┌─ Excerpted passage
Thursday, September 29, 2011

~Thin Air~

Long time no write... Yes I know. But I'm back with something very near and dear to my heart. This following entry is a true story, though after you read it you will become skeptical. I don't expect you to believe it, but it happened to me. I've tried to tell this story to people over the years and I always recieved the same response "Yea Right!!!" But honestly I can't ask you to believe it, because I barely believe it myself. Ladies and Gentlemen... Thin Air


~Thin Air~


     At age twelve growing up in North Carolina, the highlight of life for a preteen was going to the local mall on Saturday evenings. It was something about roaming around parentless with a week's worth of allowance tickling your velcro wallet that was liberating. The walkways were flooded with teens shopping on Saturday for an outfit to wear next Saturday. The mall was our fashion show, and the crowded walkways were the legendary red carpet. Anybody who was somebody was there on Saturday chasing girls/boys, being a pest in the arcade, window shopping, or being chased out of the smoking area by overweight security guards. I loved being on the scene, so naturally I was highly irritated if something stood in the way of me making my red carpet appearance.

        My mom owned a church in a small ghost town where she grew up; well I guess God owned it, but my mother founded it. Every Saturday morning she would drag me and whoever else she could catch off guard down to the church to help clean up and prepare for the following Sunday service. I hated this... Not only was I losing a Sunday out of my hectic preteen schedule, but I was missing Saturday morning cartoons and sometimes being late for my cameo at the hotspot mall. I despised cleaning up the church and it showed all over my face as I slacked in my assigned tasks and often wandered off with my arms crossed.

        The church was located down a dirt road filled with pot holes and road kill rodents who were lucky enough to make it out of this hellhole. The lot was surrounded by cornfields and acres of trees that seemed to swallow me in every time I came here. There was only one neighbor in site; a small rusty trailer with a yard full of junk cars and toddler toys in worse shape than the vehicles. The porch of this house was supported by a single beam that seemed as if a butterfly landed on it too aggressively the entire foundation would cave in. The sight of this gloomy residence made my time at the church even less pleasant.

        One day as I was walking around the church in a spunk avoiding my mother's labor, I noticed a kid sitting on the decrepit porch of the Scooby Doo house I hated looking at. I hated looking at that place and from what I could see the kid resembled the tree he fell from. But I was bored so I went over and befriended the guy, and it turned out to be the best thing that could possibly happen in this dreadful situation. We spent hours wandering off into the fields playing hide and seek, tag, or just exploring the jungle of corn. During hide and seek I could never find him as quick as I wanted to, but right when I was about to give up, or felt that I was lost and alone, it seemed as if he found me.
└─
┌─ Listed entries
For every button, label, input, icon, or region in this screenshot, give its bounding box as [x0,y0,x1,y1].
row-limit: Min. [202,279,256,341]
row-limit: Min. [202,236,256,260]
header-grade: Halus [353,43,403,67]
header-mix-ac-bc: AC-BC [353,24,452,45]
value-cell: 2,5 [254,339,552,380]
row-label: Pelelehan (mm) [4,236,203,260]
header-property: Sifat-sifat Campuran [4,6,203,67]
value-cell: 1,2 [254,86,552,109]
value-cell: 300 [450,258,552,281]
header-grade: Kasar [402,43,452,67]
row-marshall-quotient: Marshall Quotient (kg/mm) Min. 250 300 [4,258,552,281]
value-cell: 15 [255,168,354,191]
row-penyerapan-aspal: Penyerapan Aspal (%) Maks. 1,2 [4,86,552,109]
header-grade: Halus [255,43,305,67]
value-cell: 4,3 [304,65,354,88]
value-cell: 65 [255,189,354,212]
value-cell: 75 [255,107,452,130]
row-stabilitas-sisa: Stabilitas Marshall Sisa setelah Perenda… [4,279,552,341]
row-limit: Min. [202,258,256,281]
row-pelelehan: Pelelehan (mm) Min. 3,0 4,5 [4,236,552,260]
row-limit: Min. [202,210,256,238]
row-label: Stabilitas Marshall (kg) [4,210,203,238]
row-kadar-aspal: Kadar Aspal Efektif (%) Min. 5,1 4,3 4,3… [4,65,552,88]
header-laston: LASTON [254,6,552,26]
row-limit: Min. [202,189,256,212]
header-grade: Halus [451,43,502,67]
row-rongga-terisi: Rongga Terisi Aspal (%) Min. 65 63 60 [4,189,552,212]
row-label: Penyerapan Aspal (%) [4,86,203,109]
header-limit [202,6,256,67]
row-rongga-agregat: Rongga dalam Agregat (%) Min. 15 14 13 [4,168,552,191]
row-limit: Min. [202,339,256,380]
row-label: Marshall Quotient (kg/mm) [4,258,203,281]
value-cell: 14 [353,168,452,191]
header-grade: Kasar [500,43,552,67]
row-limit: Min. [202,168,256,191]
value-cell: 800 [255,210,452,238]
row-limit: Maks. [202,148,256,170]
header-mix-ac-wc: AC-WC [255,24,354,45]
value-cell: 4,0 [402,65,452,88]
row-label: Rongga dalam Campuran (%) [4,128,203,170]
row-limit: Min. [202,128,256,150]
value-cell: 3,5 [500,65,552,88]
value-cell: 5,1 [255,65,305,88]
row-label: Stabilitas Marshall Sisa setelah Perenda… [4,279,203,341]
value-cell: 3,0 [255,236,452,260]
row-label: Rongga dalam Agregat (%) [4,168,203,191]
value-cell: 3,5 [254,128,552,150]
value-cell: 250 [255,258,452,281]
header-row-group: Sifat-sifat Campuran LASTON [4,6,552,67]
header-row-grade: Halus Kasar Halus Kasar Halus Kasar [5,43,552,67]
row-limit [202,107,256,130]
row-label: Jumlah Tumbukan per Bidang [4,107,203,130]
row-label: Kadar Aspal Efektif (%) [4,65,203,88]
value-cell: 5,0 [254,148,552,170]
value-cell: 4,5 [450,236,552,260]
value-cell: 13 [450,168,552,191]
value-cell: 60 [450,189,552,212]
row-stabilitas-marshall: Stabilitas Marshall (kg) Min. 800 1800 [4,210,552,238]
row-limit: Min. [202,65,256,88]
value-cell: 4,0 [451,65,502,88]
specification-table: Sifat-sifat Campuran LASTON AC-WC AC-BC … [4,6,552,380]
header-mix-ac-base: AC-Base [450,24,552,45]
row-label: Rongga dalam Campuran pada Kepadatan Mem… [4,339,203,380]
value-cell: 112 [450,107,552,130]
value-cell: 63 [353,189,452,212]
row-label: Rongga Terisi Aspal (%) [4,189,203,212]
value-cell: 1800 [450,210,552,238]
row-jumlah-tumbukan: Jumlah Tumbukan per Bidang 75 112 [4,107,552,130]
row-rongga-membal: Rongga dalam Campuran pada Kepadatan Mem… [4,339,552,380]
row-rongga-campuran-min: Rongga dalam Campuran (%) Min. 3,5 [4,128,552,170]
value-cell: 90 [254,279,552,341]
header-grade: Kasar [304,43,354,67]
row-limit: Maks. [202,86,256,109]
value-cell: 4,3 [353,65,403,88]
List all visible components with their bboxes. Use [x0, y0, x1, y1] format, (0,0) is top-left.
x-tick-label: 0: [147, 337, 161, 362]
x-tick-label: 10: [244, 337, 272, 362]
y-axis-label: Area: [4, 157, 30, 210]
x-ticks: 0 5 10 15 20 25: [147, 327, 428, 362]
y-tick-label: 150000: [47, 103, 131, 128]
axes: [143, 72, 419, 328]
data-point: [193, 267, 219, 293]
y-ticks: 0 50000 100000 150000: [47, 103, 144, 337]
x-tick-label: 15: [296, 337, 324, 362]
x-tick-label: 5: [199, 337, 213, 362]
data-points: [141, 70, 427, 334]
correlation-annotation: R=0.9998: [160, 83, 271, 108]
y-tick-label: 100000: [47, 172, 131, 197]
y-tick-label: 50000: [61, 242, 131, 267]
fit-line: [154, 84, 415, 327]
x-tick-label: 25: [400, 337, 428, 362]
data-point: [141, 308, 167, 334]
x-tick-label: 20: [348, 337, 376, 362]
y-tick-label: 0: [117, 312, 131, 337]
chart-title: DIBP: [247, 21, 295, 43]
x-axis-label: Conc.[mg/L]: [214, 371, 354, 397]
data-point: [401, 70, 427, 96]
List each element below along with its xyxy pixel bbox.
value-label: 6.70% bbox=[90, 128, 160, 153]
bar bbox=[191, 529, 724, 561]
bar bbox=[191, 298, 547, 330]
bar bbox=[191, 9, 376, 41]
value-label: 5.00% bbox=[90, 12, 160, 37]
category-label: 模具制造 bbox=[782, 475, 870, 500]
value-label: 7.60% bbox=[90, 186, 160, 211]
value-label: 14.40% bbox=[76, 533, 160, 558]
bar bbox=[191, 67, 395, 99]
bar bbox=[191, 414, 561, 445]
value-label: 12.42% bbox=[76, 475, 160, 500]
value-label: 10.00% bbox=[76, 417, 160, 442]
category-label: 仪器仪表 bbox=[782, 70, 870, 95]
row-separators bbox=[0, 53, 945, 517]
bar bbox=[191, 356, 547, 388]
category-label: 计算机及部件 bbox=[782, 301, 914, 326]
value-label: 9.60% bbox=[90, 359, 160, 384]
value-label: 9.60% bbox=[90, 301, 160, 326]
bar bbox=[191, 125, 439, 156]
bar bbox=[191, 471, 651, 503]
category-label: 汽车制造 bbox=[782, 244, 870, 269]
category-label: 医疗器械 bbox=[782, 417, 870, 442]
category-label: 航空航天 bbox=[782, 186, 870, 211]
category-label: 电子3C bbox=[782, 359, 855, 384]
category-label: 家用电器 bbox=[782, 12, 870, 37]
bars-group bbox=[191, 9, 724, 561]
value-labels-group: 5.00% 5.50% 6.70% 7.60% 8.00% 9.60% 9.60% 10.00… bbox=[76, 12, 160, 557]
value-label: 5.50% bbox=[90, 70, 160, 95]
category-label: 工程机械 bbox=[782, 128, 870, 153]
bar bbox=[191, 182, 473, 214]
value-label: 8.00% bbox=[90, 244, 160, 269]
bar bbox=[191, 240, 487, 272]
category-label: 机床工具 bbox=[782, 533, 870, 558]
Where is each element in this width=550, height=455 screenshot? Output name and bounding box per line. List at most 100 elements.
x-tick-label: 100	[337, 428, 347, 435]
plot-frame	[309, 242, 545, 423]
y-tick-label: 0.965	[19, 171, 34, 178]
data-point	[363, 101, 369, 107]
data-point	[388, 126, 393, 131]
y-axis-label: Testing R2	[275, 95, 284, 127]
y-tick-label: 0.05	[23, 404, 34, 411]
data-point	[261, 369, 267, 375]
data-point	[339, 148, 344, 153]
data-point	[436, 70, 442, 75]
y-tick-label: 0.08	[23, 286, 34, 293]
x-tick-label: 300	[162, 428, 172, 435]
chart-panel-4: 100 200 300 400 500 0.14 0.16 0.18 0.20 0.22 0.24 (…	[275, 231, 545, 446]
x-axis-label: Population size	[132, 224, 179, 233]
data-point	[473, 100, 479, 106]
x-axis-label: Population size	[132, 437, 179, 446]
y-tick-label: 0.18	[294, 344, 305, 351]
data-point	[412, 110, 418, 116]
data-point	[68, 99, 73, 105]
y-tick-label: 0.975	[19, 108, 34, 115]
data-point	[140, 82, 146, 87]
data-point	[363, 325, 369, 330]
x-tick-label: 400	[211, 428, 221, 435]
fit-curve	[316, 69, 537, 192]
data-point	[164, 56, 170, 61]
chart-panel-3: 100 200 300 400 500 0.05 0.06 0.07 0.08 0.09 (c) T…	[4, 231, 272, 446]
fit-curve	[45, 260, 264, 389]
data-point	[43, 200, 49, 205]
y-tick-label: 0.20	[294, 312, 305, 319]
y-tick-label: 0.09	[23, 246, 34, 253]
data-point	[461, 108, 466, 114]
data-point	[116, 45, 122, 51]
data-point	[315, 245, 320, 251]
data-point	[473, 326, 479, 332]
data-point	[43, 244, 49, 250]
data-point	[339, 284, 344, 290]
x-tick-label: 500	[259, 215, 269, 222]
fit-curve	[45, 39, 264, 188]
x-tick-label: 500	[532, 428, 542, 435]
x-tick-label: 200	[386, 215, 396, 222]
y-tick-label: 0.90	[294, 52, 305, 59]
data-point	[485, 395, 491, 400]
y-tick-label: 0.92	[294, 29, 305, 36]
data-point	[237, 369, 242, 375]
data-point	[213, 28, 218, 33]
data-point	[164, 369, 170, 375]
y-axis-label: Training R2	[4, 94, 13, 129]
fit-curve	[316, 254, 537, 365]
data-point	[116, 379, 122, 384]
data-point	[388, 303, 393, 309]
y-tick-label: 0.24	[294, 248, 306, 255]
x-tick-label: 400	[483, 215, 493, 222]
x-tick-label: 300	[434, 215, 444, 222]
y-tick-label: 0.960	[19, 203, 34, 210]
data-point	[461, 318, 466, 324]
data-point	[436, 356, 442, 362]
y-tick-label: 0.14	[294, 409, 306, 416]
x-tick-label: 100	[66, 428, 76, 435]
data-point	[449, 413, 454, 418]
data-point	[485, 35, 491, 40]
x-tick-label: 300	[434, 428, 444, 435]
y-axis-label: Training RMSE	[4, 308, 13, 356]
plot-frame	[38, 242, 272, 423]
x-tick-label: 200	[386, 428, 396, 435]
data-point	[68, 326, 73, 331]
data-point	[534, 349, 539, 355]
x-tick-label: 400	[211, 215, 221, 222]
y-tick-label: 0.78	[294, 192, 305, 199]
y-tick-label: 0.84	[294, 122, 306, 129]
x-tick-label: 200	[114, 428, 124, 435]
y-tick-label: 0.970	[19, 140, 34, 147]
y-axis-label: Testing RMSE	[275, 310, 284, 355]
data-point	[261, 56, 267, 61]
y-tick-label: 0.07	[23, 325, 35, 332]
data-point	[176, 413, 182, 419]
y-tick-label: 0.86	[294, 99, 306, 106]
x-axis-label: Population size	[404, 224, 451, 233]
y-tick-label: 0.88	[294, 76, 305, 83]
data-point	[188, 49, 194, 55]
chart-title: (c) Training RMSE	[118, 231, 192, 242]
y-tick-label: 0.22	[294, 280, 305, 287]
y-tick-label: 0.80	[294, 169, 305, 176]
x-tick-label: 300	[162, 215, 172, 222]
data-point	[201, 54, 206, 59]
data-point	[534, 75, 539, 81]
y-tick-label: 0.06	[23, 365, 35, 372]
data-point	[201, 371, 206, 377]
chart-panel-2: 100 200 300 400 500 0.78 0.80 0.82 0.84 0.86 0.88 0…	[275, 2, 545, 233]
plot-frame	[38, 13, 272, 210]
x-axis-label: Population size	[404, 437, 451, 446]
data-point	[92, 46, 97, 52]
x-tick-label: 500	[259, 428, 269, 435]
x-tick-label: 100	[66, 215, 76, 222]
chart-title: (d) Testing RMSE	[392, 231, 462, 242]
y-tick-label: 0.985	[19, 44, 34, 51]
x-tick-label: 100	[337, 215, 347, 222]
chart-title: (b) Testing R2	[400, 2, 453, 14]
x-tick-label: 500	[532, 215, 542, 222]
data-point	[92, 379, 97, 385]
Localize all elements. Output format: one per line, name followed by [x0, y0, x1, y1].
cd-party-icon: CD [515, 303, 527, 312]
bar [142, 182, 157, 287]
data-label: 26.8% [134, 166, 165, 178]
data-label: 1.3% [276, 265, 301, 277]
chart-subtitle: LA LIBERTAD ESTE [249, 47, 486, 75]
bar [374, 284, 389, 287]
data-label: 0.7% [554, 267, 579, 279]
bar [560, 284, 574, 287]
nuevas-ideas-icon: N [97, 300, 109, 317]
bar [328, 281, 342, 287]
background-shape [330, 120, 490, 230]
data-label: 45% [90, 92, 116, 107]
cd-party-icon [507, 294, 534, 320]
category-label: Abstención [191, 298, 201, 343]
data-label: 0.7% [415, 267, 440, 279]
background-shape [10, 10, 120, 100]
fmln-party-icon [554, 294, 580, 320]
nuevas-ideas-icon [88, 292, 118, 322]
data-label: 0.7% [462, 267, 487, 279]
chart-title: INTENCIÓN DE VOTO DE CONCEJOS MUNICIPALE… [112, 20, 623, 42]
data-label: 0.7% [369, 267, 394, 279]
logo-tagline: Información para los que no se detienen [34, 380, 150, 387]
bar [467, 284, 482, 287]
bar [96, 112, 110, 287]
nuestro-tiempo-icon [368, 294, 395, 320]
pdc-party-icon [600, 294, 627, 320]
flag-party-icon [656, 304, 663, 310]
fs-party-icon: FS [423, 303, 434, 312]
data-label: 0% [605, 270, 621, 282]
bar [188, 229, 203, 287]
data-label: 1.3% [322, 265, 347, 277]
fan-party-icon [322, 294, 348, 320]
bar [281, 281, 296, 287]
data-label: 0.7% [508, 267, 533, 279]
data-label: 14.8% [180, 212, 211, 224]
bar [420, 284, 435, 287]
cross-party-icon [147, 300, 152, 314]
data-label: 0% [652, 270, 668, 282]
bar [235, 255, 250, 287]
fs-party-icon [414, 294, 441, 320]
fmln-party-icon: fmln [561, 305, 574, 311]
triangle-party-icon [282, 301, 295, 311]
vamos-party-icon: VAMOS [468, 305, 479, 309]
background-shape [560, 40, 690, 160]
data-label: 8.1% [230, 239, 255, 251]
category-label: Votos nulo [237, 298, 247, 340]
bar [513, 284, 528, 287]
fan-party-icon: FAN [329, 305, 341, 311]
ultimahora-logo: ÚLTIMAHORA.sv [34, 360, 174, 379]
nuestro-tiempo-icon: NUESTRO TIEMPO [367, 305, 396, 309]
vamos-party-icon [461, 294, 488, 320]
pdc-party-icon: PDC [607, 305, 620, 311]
└─
Given instruction 1
Duplicate the data items from the first line through the line containing "header-limit [202,6,256,67]", keeping every line unchanged.
Given instruction 2
Carry on the story about the friend from the trailer beside the church, starting right after its final sentence.

Final result 1
For every button, label, input, icon, or region in this screenshot, give its bounding box as [x0,y0,x1,y1].
row-limit: Min. [202,279,256,341]
row-limit: Min. [202,236,256,260]
header-grade: Halus [353,43,403,67]
header-mix-ac-bc: AC-BC [353,24,452,45]
value-cell: 2,5 [254,339,552,380]
row-label: Pelelehan (mm) [4,236,203,260]
header-property: Sifat-sifat Campuran [4,6,203,67]
value-cell: 1,2 [254,86,552,109]
value-cell: 300 [450,258,552,281]
header-grade: Kasar [402,43,452,67]
row-marshall-quotient: Marshall Quotient (kg/mm) Min. 250 300 [4,258,552,281]
value-cell: 15 [255,168,354,191]
row-penyerapan-aspal: Penyerapan Aspal (%) Maks. 1,2 [4,86,552,109]
header-grade: Halus [255,43,305,67]
value-cell: 4,3 [304,65,354,88]
value-cell: 65 [255,189,354,212]
value-cell: 75 [255,107,452,130]
row-stabilitas-sisa: Stabilitas Marshall Sisa setelah Perenda… [4,279,552,341]
row-limit: Min. [202,258,256,281]
row-pelelehan: Pelelehan (mm) Min. 3,0 4,5 [4,236,552,260]
row-limit: Min. [202,210,256,238]
row-label: Stabilitas Marshall (kg) [4,210,203,238]
row-kadar-aspal: Kadar Aspal Efektif (%) Min. 5,1 4,3 4,3… [4,65,552,88]
header-laston: LASTON [254,6,552,26]
row-limit: Min. [202,189,256,212]
header-grade: Halus [451,43,502,67]
row-rongga-terisi: Rongga Terisi Aspal (%) Min. 65 63 60 [4,189,552,212]
row-label: Penyerapan Aspal (%) [4,86,203,109]
header-limit [202,6,256,67]

Final result 2
        This particular Saturday we were sitting on the side of the ditch near the church, just chit chatting while tossing rocks across the road. I wasn't in the best of moods because I knew this would be one of the long Saturdays causing me to be late to the mall. I expressed my anger and hatred for being at the church instead of with my friends getting dressed for the mall. I even mentioned my lack of belief in God and how I felt that church was a waste of time and a scam to con simple minds out of money. I didn't realize what I was saying but when I glanced over at him I knew that I had struck a nerve. I was ashamed of myself. Here I was complaining about being here and how I would rather be with my friends, while probably one of my truest friends took these insensitive words to the gut. I was talking like this place was a punishment to me, and he was just a cellmate helping time pass; but to him, these moments of bonding, with who he viewed as a friend, were probably the highlight of his week.

     I felt terrible as I stared at him debating on whether I should apologize or just change the subject. He was sitting with his legs crossed and his head down while plucking individual weeds from their roots. I needed to say something to resolve this situation or bypass it, and I needed that solution fast. As I was trying to muster words to say like a politician who had just slipped out a racial slur live, He started to smile. I couldn't see his face entirely but I saw the corners of his mouth. I didn't know if that was a good smile or an evil one that usually lead to an assault, but I couldn't risk losing my only friend in this desolate neighborhood.

        "I'm sorry, that came out wrong." I said as I leaned over and playfully nudged him in the arm. His mood didn't change, he just sat there smiling. I was out of ideas so I sat in silence staring at the ground.

        "Do you really feel like that?" He finally said. I couldn't even look over at him; I was so embarrassed.

        "Man I was talking crazy. Don't take it personally, I wasn't referring to you." I said while pulling my own pasture of weeds out of the ground.

        "I mean about God... You really don't think he exists, do you?" He said catching me off guard. I was relieved he wasn't discussing the initial topic so I loosened up.

        "I just find it hard to believe in something I can't see." I said giving some cliché line I stole from a movie. The truth was, I didn't know if I believed in God or not. I knew that I should believe in him, because my family has preached, literally, it to me for years. But personally I didn't know what to believe. I was just out of touch with religion.

        "He's closer than you think..." I heard him whisper. I looked over at him and he was standing up in the middle of the road. If this was a city I would think he was suicidal and trying to get hit by a car, but since we were out in the middle of nowhere I didn't know what he was up to.

        "Watch this." He said as he lifted his arms up. I started to smile thinking this was his way of cheering me up with his humor. I had no idea where this show was going but I sat back and watched him.

        He just stood there with his arms stretched out and his head tilted back staring into the clouds. I was ready for him to start dancing or something amusing but a gust of wind interrupted me from relaxing. It turned out to be more than just a little breeze. Suddenly it felt like a hurricane was hitting and dust from the dirt road as well as pebbles were flying up and hitting me in the face. I tried to warn him that a hurricane was coming but I could barely hear myself out of all the chaos. It was impossible to see anything through this madness so I just got low and covered my head like they taught us in school during a tornado drill. I didn't know where he was or if he made it to safety, but I was too afraid to move so I remained still. After about five minutes the wind stopped and I finally peeked up. He was gone. There wasn't a sign of him or even evidence that a hurricane had even come. I stood up quickly and looked around thinking he had run off as a joke. I walked back towards the church and his house, but I couldn't find him. By the time I got back to the church my mother was walking out and it was time to go. I was so excited that the day had flown by so quickly that I forgot all about my lost friend.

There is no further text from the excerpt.